■ WHAT THE EXERCISE ASKS:
Could you repeat, word for word, the rows in the stretch from the line containing "- property-field-box[interactable]: [207, 472, 217, 484]" through the line containing "- dimension-icon[interactable]: ↔: [224, 5, 246, 27]"?

Coordinate annotation rows
------------
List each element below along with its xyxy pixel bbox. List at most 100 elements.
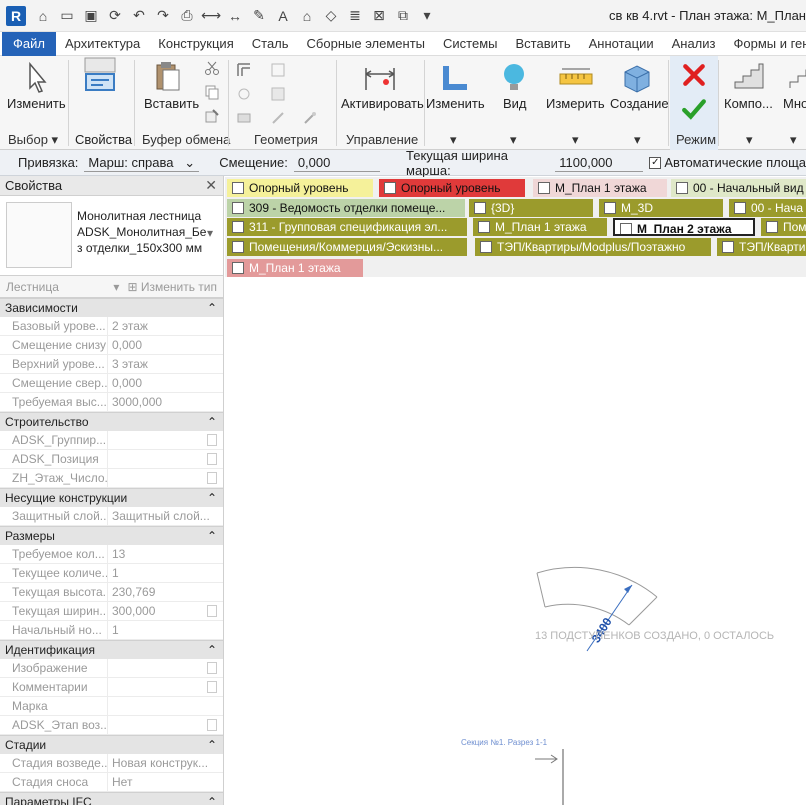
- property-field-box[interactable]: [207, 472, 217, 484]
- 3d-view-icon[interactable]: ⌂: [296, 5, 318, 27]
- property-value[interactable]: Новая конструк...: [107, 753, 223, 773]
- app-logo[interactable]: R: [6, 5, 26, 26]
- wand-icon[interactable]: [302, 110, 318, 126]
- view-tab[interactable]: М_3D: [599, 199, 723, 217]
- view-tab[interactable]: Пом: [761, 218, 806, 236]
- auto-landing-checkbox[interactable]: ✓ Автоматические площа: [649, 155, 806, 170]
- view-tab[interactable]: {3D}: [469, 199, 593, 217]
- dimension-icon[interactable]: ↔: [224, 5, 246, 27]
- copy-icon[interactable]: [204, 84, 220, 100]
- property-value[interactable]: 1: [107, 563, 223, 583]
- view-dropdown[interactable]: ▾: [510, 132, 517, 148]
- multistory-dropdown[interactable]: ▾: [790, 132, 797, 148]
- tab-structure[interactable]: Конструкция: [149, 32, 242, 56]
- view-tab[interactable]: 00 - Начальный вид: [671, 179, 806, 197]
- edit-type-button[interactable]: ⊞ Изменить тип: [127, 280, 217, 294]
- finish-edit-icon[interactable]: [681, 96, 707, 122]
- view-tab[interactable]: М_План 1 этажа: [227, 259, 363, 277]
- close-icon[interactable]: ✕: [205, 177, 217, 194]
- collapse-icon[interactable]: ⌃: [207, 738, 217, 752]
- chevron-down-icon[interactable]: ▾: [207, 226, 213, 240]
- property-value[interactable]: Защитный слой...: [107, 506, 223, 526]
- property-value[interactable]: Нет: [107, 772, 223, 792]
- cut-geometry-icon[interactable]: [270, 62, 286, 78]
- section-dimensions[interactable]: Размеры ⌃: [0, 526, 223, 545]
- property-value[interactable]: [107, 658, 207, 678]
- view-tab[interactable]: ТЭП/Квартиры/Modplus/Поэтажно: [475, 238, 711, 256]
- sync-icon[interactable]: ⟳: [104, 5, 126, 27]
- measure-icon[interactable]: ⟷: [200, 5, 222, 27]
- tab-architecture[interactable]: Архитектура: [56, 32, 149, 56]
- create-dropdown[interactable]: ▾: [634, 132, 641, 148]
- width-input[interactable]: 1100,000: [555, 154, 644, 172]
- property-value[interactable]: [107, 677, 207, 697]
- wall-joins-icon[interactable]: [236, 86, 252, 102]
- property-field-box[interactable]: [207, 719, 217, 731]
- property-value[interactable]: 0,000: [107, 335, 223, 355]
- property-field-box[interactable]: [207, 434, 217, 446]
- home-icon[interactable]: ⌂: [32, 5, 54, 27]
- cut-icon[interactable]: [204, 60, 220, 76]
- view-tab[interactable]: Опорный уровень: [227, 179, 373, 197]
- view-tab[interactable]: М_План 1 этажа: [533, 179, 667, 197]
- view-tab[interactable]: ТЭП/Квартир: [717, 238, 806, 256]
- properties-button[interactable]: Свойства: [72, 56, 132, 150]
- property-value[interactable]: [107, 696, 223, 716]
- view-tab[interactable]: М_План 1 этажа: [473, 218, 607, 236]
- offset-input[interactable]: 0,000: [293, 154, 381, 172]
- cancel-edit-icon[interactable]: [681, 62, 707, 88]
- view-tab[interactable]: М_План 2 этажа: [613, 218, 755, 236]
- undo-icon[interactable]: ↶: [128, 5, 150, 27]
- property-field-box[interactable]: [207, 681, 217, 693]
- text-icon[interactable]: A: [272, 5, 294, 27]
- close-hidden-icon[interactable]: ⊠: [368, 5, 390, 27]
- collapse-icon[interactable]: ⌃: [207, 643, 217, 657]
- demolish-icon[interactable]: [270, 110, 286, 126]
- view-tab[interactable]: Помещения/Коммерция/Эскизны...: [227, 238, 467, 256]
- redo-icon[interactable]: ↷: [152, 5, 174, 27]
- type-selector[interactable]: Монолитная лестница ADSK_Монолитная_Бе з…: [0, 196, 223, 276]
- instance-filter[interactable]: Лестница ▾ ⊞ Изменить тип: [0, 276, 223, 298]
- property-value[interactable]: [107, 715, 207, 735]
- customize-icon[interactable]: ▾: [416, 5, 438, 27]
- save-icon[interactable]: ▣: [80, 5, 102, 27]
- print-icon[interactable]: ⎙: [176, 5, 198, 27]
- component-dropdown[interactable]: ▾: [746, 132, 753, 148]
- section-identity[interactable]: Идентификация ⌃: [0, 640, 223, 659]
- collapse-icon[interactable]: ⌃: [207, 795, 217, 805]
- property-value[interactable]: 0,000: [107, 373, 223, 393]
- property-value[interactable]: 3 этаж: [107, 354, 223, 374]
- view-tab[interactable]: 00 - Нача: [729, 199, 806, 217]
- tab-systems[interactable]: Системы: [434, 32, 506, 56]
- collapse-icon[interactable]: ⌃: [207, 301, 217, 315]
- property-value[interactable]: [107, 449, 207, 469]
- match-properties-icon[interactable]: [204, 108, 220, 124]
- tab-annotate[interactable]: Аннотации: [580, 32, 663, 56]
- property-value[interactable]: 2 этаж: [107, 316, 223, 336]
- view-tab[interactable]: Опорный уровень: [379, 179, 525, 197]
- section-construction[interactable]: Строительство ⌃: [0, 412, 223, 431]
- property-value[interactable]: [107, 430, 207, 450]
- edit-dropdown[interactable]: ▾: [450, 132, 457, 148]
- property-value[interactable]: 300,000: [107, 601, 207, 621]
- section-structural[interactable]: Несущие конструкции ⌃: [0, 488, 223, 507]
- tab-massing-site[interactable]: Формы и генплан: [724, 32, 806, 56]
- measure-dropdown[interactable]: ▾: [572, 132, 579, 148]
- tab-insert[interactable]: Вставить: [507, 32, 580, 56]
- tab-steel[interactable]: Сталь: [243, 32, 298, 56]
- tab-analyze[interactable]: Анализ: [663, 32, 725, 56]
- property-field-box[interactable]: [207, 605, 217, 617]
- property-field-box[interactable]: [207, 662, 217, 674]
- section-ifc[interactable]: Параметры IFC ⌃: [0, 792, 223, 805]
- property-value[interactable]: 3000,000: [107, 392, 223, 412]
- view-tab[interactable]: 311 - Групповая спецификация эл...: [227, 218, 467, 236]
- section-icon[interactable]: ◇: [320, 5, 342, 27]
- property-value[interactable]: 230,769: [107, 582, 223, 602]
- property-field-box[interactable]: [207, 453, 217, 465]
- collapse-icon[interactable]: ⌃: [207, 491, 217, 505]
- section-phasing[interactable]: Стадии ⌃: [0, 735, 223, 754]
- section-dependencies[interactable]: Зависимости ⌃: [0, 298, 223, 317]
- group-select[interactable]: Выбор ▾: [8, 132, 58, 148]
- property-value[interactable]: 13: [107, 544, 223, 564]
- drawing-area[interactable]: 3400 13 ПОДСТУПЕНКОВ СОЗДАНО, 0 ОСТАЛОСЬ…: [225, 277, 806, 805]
------------
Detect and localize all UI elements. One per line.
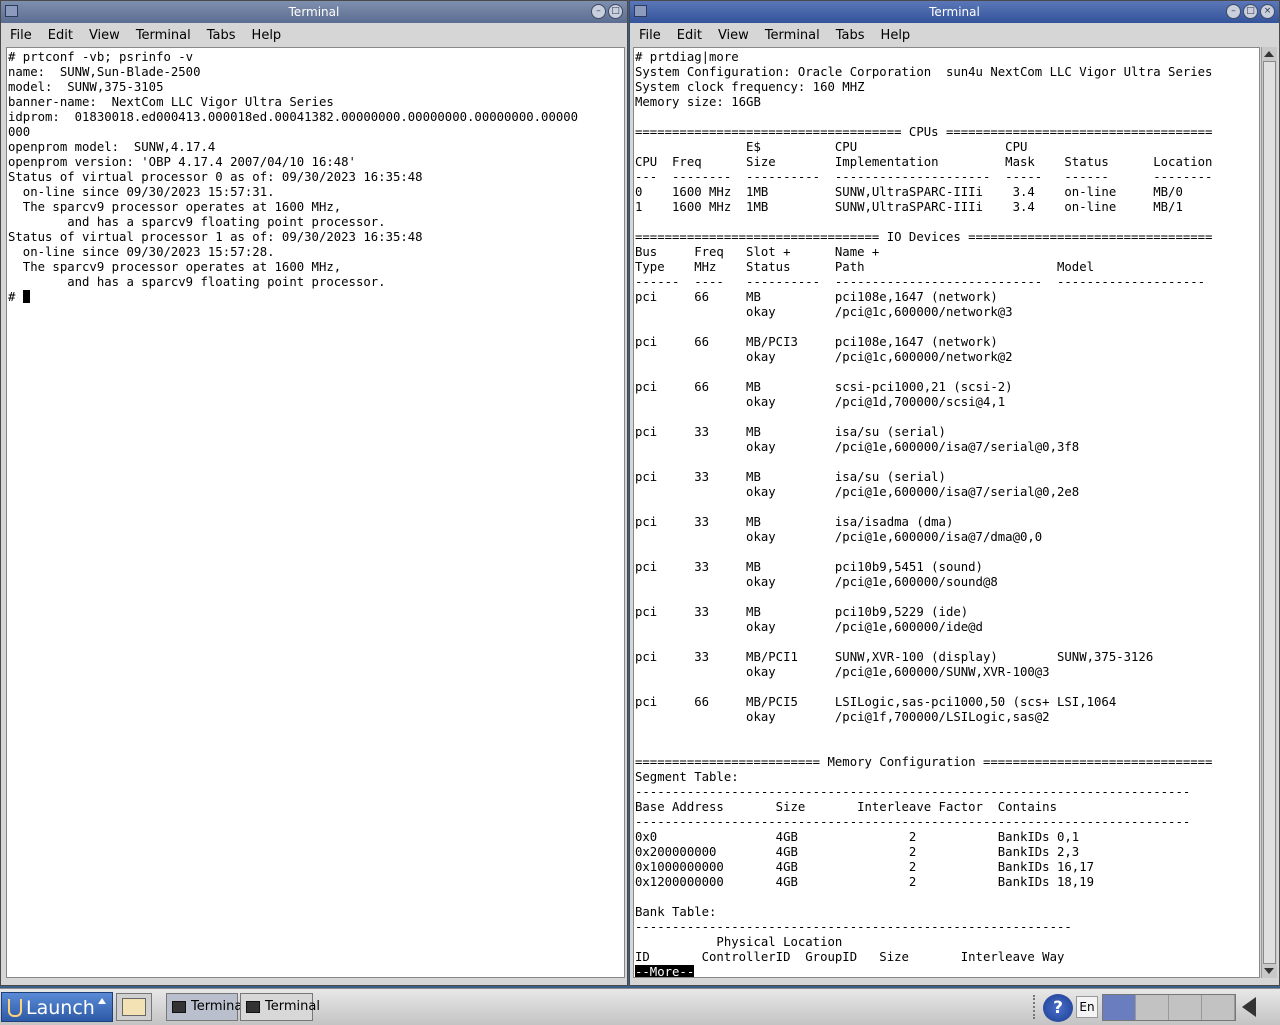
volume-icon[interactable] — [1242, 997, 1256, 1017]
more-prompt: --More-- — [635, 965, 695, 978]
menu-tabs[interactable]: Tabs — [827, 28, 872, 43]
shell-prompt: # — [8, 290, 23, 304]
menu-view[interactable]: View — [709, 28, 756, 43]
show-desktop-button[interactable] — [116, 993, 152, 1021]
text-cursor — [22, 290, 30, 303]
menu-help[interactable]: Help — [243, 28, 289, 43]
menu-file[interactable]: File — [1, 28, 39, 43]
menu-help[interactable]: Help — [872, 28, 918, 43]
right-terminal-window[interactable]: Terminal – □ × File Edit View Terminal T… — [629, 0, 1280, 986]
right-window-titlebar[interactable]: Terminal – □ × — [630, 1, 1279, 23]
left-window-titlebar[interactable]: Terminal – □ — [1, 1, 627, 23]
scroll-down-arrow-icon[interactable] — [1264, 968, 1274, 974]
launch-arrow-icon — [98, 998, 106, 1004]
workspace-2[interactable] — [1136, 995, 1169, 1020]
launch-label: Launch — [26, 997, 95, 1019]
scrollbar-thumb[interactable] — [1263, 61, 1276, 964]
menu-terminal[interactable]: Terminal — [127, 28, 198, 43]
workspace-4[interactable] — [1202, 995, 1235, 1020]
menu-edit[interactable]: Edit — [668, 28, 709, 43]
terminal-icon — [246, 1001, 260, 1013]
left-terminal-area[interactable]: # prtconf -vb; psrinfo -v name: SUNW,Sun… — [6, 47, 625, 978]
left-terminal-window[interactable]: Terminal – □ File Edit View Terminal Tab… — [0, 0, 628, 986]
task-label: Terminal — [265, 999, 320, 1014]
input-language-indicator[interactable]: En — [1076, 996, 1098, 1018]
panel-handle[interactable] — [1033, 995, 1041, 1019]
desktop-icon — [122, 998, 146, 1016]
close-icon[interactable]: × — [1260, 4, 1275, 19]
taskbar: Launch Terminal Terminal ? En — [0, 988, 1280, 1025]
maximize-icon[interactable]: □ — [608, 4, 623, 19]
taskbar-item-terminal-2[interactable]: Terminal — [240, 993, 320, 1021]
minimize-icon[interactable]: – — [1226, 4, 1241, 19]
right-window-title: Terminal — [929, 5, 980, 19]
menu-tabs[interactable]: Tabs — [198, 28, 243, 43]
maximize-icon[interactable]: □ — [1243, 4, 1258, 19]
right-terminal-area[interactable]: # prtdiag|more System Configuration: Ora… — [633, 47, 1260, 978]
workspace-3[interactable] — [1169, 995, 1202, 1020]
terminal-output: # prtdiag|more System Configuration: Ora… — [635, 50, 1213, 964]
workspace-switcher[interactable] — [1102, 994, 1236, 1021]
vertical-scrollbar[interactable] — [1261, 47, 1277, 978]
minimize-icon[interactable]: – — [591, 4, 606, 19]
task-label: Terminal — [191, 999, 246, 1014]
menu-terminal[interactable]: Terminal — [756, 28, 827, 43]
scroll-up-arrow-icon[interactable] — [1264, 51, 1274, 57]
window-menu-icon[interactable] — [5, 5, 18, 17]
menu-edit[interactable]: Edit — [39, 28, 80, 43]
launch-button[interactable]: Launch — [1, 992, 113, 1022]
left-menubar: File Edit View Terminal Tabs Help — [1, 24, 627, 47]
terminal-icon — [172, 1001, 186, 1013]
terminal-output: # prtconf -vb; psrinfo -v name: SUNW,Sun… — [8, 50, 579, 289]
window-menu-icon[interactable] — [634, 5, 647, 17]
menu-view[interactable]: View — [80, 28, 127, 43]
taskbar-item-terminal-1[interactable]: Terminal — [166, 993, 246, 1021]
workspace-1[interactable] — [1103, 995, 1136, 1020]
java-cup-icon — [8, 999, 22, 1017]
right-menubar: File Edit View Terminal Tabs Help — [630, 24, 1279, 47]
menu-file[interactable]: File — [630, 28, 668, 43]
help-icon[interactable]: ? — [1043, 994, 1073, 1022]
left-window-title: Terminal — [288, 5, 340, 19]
------------
■ RESPONSE BELOW:
- property-field-box[interactable]: [207, 472, 217, 484]
- 3d-view-icon[interactable]: ⌂: [296, 5, 318, 27]
- property-value[interactable]: Новая конструк...: [107, 753, 223, 773]
- app-logo[interactable]: R: [6, 5, 26, 26]
- wand-icon[interactable]: [302, 110, 318, 126]
- view-tab[interactable]: М_3D: [599, 199, 723, 217]
- view-tab[interactable]: Пом: [761, 218, 806, 236]
- auto-landing-checkbox[interactable]: ✓ Автоматические площа: [649, 155, 806, 170]
- view-tab[interactable]: {3D}: [469, 199, 593, 217]
- dimension-icon[interactable]: ↔: [224, 5, 246, 27]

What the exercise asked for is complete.